(Items):
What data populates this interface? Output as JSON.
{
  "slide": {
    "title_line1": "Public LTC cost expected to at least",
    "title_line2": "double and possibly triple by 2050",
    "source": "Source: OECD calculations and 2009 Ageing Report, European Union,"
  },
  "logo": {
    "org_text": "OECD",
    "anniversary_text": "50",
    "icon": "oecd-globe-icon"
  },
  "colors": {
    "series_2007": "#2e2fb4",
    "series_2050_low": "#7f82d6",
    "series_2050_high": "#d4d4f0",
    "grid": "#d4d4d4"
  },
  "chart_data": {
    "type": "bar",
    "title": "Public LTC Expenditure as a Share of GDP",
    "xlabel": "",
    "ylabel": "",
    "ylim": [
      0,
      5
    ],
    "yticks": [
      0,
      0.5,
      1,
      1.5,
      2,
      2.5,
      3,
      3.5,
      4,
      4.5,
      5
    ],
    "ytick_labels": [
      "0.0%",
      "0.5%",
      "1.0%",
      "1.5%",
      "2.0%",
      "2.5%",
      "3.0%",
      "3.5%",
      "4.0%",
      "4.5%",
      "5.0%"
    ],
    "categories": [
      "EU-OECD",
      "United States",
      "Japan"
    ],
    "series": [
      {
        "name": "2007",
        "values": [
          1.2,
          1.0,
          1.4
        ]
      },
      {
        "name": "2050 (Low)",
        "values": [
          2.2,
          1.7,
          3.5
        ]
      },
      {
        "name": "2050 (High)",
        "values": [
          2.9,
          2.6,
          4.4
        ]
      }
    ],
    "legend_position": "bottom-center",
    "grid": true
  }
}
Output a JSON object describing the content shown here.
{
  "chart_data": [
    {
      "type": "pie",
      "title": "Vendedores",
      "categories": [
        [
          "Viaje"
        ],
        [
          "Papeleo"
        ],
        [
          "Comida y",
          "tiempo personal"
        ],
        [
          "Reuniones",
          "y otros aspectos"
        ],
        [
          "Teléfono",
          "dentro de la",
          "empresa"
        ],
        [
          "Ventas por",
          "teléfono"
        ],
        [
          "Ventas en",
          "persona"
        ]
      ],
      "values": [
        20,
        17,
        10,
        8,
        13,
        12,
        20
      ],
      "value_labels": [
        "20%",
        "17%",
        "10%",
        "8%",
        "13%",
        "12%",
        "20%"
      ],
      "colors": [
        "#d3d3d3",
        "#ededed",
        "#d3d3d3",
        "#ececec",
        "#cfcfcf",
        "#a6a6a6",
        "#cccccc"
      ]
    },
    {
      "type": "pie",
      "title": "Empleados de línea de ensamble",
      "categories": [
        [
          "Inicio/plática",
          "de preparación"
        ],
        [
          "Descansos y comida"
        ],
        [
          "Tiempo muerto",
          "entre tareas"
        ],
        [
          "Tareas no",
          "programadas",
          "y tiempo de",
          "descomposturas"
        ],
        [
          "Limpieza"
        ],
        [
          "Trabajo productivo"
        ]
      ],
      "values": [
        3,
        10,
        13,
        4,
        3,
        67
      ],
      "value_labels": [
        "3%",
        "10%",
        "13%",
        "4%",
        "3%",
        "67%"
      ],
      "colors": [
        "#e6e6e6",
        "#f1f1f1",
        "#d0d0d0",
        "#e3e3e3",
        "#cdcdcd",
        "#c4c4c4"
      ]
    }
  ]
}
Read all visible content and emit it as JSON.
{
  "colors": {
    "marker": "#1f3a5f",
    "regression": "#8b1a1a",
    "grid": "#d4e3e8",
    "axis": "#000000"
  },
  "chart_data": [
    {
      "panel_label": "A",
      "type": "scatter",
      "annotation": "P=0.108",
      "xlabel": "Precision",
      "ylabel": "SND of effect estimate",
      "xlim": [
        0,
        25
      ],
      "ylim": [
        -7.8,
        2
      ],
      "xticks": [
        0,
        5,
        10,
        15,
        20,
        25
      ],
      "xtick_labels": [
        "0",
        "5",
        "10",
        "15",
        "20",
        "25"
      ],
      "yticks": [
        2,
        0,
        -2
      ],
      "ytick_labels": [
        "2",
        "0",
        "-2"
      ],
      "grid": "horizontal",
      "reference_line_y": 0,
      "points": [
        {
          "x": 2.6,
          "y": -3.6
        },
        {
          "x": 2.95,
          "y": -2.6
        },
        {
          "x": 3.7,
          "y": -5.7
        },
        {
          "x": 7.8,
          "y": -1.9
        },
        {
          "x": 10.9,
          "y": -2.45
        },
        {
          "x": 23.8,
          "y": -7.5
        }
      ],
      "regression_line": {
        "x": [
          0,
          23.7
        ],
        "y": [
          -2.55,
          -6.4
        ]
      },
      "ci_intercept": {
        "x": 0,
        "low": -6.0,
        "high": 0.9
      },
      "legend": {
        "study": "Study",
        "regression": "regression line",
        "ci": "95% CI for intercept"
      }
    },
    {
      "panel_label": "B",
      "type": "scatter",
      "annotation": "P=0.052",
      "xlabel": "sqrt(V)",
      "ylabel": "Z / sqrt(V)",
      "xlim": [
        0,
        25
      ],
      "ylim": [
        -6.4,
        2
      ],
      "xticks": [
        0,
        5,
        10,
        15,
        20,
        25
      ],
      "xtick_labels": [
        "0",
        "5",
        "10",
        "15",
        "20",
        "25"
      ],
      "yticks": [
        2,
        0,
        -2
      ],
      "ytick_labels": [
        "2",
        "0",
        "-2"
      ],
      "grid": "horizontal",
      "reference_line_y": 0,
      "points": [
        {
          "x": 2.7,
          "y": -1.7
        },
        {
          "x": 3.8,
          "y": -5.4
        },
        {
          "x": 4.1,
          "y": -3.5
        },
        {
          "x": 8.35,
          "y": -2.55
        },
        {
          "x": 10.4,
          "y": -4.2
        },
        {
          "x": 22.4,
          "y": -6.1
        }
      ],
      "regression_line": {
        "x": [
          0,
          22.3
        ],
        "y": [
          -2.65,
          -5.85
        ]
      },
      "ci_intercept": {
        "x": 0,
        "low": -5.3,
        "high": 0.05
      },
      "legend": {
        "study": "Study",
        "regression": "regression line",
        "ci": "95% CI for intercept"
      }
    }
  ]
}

(Task to carry out): Gather all lines with the string "name" from the data.

(Output below):
        "name": "2007",
        "name": "2050 (Low)",
        "name": "2050 (High)",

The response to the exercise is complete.